## WRITTEN EXERCISE
Copy out all lines that carry the word "JSON".

## INFORMATION SHOWN
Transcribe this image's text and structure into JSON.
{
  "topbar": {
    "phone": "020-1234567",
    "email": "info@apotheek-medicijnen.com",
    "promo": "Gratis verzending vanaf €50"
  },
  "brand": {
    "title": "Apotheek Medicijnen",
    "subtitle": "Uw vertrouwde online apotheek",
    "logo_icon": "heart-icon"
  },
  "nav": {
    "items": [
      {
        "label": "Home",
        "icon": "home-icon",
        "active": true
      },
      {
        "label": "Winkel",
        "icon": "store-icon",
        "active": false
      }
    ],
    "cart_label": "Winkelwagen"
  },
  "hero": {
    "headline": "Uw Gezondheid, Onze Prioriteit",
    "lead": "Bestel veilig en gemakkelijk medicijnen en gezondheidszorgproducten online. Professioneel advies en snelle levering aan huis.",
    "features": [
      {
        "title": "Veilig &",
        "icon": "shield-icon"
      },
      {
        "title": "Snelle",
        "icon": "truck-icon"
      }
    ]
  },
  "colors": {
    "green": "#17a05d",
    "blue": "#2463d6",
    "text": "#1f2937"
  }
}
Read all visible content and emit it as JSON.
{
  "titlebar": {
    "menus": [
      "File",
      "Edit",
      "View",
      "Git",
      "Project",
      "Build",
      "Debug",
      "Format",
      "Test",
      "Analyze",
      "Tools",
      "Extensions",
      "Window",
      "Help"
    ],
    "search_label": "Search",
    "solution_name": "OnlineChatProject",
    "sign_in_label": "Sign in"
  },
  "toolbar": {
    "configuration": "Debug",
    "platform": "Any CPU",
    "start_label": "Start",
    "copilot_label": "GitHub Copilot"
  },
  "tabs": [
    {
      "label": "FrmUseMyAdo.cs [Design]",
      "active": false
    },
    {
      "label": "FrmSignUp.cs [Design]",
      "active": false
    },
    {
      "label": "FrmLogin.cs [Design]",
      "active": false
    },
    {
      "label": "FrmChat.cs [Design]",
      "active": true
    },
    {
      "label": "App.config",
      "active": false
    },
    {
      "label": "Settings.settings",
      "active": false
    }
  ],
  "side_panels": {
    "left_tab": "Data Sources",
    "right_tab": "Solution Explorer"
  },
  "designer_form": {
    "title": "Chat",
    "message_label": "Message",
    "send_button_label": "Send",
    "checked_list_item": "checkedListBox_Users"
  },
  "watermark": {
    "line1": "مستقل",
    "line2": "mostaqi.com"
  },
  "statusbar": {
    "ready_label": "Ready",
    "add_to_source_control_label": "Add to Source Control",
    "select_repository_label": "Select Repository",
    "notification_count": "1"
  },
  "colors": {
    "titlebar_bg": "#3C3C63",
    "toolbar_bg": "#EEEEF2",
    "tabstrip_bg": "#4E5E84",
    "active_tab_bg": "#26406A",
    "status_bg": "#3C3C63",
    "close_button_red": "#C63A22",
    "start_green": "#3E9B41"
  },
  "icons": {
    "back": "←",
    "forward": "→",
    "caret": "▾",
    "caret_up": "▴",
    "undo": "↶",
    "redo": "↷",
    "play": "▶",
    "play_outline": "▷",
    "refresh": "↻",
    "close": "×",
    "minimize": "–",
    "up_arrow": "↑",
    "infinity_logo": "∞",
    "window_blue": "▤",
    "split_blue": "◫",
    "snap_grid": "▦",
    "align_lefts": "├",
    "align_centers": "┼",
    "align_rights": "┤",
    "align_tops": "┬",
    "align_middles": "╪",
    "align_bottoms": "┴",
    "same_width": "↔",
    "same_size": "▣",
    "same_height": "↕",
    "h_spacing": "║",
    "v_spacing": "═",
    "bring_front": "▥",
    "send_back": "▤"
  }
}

## ANSWER TO THIS EXERCISE
Transcribe this image's text and structure into JSON.
Read all visible content and emit it as JSON.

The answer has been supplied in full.